▸ Source:

####

# Moab Wyndham?



## laynemiller (Aug 25, 2008)

Here is a link (http://www.sltrib.com/news/ci_10285775) which talks about Wyndham/Fairfield attempting to buy a trailer park in Moab, Utah. The controversy is, it would eliminate "affordable housing" possibilities there. I feel sorry for the low income but the idea of a Fairfield in Moab (just two hours from me) is exciting.
Layne


----------



## drguy (Aug 25, 2008)

This has been reported earlier as a WorldMark resort.  Who knows?


Guy


----------



## talkamotta (Aug 27, 2008)

That would be wonderful for the rest of the world..... Especially Worldmark.  

It can be hard to find lodging in Moab.  So it would be a successful location. 
Last time we visited Moab, there were 6 of us in one standard hotel room.  Pretty crowded.  

Having said that.... I feel worst for the residents that live there.  Im sure the property taxes alone are hard for them to make.  Utah doesnt have the same laws as California.  

The residents and the rural feel is part of what makes Moab.  I hate to see that go away.


----------



## mtribe (Aug 29, 2008)

I would love this one even as a joint resort!


----------



## starlifter (Aug 29, 2008)

Just wondering, "Where is Moab and why would anyone want to go there?" I am not familiar with much of Utah.


----------



## talkamotta (Aug 29, 2008)

Moab is in the Southeast part of Utah.

####

Some items:
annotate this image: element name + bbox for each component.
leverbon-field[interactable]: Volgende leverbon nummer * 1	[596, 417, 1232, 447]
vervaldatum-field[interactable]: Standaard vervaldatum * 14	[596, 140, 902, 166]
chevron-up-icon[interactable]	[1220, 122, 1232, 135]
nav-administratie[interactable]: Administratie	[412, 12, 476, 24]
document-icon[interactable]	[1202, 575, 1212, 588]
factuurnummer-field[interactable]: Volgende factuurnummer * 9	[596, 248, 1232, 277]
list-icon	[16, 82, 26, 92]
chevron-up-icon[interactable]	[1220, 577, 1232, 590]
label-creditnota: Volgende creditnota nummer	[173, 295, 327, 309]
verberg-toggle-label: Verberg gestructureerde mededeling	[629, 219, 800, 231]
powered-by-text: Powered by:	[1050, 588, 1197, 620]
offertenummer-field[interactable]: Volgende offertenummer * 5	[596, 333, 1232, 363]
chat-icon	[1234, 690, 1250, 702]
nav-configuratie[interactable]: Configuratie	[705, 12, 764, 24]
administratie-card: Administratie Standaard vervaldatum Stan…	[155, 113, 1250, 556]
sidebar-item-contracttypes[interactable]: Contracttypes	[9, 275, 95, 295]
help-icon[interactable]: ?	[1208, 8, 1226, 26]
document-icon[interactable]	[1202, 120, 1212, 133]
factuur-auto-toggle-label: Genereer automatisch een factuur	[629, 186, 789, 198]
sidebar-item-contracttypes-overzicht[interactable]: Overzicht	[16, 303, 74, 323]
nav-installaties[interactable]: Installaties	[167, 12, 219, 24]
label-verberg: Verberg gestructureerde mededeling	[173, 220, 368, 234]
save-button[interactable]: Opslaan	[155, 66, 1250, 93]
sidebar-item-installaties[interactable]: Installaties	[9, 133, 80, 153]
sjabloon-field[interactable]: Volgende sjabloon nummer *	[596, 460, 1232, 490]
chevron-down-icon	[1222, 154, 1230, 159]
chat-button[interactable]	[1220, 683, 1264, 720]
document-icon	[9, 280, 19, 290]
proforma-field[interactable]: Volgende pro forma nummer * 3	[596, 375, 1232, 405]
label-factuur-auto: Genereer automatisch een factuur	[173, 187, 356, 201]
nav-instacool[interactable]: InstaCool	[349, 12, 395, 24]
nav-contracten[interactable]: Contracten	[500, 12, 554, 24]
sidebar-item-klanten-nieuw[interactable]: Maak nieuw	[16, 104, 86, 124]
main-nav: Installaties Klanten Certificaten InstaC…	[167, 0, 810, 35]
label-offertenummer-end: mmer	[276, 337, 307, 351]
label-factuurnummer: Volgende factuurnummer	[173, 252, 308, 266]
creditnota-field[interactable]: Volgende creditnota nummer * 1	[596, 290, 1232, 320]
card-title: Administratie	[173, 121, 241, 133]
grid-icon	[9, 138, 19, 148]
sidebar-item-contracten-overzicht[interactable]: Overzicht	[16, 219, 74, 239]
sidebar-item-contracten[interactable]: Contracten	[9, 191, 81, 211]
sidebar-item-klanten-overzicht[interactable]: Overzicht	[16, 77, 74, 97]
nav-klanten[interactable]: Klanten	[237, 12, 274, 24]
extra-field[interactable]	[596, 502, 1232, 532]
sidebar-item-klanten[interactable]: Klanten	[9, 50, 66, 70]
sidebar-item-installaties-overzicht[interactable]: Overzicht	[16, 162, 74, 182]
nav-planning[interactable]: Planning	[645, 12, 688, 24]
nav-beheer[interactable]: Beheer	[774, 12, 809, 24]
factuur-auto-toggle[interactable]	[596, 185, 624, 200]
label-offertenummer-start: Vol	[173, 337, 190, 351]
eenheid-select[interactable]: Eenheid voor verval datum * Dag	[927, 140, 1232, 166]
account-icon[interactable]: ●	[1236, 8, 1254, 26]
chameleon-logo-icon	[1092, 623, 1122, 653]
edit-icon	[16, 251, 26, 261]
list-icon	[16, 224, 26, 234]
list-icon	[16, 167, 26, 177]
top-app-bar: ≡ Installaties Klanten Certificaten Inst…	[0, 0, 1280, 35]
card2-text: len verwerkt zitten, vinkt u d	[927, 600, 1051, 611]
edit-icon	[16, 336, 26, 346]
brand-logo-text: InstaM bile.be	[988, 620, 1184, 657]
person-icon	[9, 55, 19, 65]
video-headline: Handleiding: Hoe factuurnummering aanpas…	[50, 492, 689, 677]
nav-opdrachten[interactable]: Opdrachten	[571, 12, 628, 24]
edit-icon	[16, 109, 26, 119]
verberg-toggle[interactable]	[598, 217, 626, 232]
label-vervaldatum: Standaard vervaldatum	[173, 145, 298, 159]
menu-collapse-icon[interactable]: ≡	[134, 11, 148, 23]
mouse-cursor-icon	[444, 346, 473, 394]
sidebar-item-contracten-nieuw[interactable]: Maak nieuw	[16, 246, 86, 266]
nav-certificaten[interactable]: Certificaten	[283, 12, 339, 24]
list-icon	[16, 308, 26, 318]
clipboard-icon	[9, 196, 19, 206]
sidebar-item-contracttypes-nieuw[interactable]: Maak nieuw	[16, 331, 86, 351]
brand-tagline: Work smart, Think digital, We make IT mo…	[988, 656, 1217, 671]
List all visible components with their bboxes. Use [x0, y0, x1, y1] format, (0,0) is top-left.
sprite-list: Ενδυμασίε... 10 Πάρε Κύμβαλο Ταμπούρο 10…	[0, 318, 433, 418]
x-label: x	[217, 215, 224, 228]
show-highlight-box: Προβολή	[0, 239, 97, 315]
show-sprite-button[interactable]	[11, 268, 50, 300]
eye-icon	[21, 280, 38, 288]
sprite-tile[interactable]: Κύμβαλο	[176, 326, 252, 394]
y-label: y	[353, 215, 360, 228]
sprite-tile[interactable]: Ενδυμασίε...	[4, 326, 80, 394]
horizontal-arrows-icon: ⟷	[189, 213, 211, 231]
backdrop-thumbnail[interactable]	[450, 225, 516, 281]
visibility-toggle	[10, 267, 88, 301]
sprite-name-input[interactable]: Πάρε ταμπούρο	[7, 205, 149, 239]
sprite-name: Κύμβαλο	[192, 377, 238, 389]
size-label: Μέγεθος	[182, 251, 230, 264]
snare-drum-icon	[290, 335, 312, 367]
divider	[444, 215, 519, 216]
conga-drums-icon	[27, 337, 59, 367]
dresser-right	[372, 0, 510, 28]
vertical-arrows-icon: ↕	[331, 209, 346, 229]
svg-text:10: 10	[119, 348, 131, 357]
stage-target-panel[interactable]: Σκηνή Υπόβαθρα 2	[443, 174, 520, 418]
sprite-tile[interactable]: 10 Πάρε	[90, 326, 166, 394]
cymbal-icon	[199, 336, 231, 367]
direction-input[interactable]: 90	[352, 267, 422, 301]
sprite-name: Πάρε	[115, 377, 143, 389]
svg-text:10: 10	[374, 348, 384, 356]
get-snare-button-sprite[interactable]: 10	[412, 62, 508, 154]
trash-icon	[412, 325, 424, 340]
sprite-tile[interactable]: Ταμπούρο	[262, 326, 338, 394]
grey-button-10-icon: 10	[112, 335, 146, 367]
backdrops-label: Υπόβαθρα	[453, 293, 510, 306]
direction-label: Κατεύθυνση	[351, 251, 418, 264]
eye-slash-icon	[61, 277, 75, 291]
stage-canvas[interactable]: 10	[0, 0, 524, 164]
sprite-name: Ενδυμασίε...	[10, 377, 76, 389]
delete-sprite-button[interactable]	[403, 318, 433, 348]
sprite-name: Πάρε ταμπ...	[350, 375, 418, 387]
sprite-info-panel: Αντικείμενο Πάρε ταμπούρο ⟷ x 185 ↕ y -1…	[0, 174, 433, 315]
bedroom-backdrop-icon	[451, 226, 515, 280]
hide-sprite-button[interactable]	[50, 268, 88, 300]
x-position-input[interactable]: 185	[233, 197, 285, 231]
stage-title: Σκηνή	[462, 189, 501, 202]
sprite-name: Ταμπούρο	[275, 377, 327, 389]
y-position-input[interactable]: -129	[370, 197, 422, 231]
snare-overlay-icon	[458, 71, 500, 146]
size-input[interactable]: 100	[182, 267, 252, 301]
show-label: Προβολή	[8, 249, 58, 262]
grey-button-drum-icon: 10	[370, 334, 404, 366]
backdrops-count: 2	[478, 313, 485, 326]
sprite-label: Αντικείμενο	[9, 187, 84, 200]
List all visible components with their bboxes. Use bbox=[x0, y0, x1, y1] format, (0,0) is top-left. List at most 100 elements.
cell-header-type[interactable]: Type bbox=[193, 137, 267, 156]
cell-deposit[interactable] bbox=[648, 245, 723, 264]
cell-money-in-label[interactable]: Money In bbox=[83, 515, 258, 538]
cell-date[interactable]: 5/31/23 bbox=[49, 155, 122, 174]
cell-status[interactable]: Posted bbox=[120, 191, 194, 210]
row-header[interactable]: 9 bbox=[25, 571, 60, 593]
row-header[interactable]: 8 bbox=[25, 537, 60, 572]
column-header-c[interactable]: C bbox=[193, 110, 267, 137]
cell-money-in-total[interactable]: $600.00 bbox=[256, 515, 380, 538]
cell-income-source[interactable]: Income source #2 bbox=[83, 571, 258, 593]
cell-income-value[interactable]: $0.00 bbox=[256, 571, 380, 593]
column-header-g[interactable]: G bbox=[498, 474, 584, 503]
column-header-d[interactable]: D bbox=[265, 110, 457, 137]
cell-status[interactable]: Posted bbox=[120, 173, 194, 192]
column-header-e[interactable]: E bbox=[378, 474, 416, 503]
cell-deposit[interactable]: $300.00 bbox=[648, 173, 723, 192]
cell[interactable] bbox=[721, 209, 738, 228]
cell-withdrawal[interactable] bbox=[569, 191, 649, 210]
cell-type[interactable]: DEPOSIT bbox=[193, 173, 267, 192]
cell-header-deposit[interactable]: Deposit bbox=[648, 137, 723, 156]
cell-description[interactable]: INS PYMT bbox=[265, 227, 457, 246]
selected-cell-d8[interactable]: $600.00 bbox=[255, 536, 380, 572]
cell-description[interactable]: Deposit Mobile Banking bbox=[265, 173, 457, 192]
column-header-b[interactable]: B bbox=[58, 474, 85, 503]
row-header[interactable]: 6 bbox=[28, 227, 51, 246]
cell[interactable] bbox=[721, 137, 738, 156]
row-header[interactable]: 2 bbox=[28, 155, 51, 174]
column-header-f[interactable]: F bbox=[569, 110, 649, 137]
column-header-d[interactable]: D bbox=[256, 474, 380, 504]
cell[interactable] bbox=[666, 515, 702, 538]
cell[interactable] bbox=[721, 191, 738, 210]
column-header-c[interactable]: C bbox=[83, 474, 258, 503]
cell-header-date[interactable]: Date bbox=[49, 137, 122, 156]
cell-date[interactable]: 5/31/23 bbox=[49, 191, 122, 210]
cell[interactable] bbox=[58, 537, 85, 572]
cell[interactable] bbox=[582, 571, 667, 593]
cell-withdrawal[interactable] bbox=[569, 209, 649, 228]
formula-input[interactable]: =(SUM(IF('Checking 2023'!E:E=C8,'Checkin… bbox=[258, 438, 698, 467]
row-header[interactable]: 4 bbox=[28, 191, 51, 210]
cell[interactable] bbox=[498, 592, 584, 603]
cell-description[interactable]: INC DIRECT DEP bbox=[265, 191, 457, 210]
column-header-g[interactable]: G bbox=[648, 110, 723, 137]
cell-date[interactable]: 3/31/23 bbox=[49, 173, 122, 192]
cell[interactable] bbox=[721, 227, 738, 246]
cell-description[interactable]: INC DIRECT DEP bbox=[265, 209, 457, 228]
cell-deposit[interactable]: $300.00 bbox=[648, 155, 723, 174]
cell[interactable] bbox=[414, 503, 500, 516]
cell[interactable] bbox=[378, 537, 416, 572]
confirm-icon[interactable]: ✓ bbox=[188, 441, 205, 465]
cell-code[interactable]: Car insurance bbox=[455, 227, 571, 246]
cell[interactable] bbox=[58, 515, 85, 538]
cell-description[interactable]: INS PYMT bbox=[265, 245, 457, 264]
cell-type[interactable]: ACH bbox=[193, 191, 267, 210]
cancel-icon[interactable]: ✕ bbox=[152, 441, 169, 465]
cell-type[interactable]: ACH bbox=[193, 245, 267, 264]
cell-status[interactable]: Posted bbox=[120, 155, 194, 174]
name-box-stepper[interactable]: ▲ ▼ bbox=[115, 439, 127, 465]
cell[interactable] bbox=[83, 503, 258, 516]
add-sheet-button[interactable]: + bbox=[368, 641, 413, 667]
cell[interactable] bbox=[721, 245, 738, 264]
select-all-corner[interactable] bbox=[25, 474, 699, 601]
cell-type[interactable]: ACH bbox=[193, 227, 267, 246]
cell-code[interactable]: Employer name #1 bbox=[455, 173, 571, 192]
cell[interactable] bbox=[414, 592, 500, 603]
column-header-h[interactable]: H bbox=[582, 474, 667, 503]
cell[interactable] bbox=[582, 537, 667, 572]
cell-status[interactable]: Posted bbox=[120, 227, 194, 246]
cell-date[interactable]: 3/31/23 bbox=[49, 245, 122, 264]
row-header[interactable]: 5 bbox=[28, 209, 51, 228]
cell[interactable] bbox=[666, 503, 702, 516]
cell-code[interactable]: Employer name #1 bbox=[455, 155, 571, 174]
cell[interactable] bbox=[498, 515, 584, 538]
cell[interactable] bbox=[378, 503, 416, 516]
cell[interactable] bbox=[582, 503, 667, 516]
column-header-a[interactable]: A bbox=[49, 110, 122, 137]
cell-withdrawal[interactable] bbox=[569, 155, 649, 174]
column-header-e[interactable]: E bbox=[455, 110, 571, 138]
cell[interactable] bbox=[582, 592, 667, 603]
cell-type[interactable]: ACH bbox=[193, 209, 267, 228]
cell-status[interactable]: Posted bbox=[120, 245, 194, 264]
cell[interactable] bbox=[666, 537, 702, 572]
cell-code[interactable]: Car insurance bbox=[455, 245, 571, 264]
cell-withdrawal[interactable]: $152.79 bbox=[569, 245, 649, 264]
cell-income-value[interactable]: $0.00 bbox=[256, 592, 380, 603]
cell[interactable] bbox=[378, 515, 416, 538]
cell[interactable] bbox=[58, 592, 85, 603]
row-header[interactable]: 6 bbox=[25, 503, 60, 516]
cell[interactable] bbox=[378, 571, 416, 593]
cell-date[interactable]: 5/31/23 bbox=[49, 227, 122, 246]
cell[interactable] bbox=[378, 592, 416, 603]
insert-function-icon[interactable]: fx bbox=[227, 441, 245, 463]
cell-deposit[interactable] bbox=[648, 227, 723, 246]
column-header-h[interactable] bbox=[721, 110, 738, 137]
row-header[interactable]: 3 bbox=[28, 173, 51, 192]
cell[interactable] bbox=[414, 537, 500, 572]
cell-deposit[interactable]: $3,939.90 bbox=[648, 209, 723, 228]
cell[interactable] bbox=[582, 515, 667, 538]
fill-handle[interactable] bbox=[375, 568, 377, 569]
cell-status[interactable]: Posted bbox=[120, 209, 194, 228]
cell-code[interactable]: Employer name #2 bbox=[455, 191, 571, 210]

####

▸ Written tasks:
- A) In the Moab thread, in which part of Utah is Moab said to be?
- B) Repeat the part of the Moab thread starting with "## mtribe (Aug" and going on through "much of Utah.".

▸ Expected results:
- A) Moab is in the southeast part of Utah.

- B)
## mtribe (Aug 29, 2008)

I would love this one even as a joint resort!


----------



## starlifter (Aug 29, 2008)

Just wondering, "Where is Moab and why would anyone want to go there?" I am not familiar with much of Utah.